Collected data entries
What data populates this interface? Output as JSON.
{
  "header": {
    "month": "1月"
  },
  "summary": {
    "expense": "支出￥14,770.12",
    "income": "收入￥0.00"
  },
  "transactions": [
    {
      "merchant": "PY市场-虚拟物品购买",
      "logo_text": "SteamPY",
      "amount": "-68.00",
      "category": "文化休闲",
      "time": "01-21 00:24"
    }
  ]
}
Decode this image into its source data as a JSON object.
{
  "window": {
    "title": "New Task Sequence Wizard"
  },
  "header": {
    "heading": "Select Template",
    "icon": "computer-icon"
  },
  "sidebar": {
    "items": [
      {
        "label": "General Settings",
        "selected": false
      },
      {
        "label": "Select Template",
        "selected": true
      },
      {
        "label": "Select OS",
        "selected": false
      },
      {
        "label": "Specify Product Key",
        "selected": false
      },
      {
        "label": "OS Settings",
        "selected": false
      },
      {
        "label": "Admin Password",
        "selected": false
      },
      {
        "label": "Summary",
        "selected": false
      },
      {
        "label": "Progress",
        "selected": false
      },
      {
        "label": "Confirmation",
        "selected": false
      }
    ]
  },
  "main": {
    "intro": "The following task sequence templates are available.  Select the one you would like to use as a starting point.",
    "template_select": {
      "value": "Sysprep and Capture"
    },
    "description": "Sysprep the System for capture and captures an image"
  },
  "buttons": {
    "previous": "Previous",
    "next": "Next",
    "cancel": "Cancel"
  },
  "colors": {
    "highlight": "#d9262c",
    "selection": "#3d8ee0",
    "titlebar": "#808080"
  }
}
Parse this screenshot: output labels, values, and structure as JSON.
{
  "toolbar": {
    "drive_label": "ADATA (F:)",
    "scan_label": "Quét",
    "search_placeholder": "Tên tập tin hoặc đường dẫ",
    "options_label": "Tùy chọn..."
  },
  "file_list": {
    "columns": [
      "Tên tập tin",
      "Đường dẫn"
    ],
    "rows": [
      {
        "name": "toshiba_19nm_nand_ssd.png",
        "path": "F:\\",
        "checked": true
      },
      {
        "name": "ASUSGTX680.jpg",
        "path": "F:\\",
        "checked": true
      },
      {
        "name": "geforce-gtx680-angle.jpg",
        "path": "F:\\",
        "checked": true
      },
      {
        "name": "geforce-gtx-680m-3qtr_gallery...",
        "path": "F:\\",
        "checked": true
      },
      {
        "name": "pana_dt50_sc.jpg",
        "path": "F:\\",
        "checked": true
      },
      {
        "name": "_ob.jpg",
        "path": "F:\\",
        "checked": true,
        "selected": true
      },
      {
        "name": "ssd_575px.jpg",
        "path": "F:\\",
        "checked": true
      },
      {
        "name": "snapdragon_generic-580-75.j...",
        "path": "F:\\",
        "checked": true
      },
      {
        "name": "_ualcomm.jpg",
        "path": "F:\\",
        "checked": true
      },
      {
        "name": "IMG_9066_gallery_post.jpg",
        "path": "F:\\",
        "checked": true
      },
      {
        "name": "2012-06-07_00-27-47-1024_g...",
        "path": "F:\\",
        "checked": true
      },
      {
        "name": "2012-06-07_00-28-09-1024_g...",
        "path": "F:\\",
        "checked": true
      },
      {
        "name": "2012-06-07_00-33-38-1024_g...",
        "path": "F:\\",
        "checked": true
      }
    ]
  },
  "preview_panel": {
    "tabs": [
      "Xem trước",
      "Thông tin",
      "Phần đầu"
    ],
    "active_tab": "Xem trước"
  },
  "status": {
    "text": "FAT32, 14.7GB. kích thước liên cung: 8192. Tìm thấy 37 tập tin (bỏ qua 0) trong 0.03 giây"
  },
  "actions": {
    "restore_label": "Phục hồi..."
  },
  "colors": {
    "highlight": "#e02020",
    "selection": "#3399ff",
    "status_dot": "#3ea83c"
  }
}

WHAT THE EXERCISE ASKS:
Each entry above is to be quoted exactly.

THE OUTPUT:
What data populates this interface? Output as JSON.
{
  "header": {
    "month": "1月"
  },
  "summary": {
    "expense": "支出￥14,770.12",
    "income": "收入￥0.00"
  },
  "transactions": [
    {
      "merchant": "PY市场-虚拟物品购买",
      "logo_text": "SteamPY",
      "amount": "-68.00",
      "category": "文化休闲",
      "time": "01-21 00:24"
    }
  ]
}
Decode this image into its source data as a JSON object.
{
  "window": {
    "title": "New Task Sequence Wizard"
  },
  "header": {
    "heading": "Select Template",
    "icon": "computer-icon"
  },
  "sidebar": {
    "items": [
      {
        "label": "General Settings",
        "selected": false
      },
      {
        "label": "Select Template",
        "selected": true
      },
      {
        "label": "Select OS",
        "selected": false
      },
      {
        "label": "Specify Product Key",
        "selected": false
      },
      {
        "label": "OS Settings",
        "selected": false
      },
      {
        "label": "Admin Password",
        "selected": false
      },
      {
        "label": "Summary",
        "selected": false
      },
      {
        "label": "Progress",
        "selected": false
      },
      {
        "label": "Confirmation",
        "selected": false
      }
    ]
  },
  "main": {
    "intro": "The following task sequence templates are available.  Select the one you would like to use as a starting point.",
    "template_select": {
      "value": "Sysprep and Capture"
    },
    "description": "Sysprep the System for capture and captures an image"
  },
  "buttons": {
    "previous": "Previous",
    "next": "Next",
    "cancel": "Cancel"
  },
  "colors": {
    "highlight": "#d9262c",
    "selection": "#3d8ee0",
    "titlebar": "#808080"
  }
}
Parse this screenshot: output labels, values, and structure as JSON.
{
  "toolbar": {
    "drive_label": "ADATA (F:)",
    "scan_label": "Quét",
    "search_placeholder": "Tên tập tin hoặc đường dẫ",
    "options_label": "Tùy chọn..."
  },
  "file_list": {
    "columns": [
      "Tên tập tin",
      "Đường dẫn"
    ],
    "rows": [
      {
        "name": "toshiba_19nm_nand_ssd.png",
        "path": "F:\\",
        "checked": true
      },
      {
        "name": "ASUSGTX680.jpg",
        "path": "F:\\",
        "checked": true
      },
      {
        "name": "geforce-gtx680-angle.jpg",
        "path": "F:\\",
        "checked": true
      },
      {
        "name": "geforce-gtx-680m-3qtr_gallery...",
        "path": "F:\\",
        "checked": true
      },
      {
        "name": "pana_dt50_sc.jpg",
        "path": "F:\\",
        "checked": true
      },
      {
        "name": "_ob.jpg",
        "path": "F:\\",
        "checked": true,
        "selected": true
      },
      {
        "name": "ssd_575px.jpg",
        "path": "F:\\",
        "checked": true
      },
      {
        "name": "snapdragon_generic-580-75.j...",
        "path": "F:\\",
        "checked": true
      },
      {
        "name": "_ualcomm.jpg",
        "path": "F:\\",
        "checked": true
      },
      {
        "name": "IMG_9066_gallery_post.jpg",
        "path": "F:\\",
        "checked": true
      },
      {
        "name": "2012-06-07_00-27-47-1024_g...",
        "path": "F:\\",
        "checked": true
      },
      {
        "name": "2012-06-07_00-28-09-1024_g...",
        "path": "F:\\",
        "checked": true
      },
      {
        "name": "2012-06-07_00-33-38-1024_g...",
        "path": "F:\\",
        "checked": true
      }
    ]
  },
  "preview_panel": {
    "tabs": [
      "Xem trước",
      "Thông tin",
      "Phần đầu"
    ],
    "active_tab": "Xem trước"
  },
  "status": {
    "text": "FAT32, 14.7GB. kích thước liên cung: 8192. Tìm thấy 37 tập tin (bỏ qua 0) trong 0.03 giây"
  },
  "actions": {
    "restore_label": "Phục hồi..."
  },
  "colors": {
    "highlight": "#e02020",
    "selection": "#3399ff",
    "status_dot": "#3ea83c"
  }
}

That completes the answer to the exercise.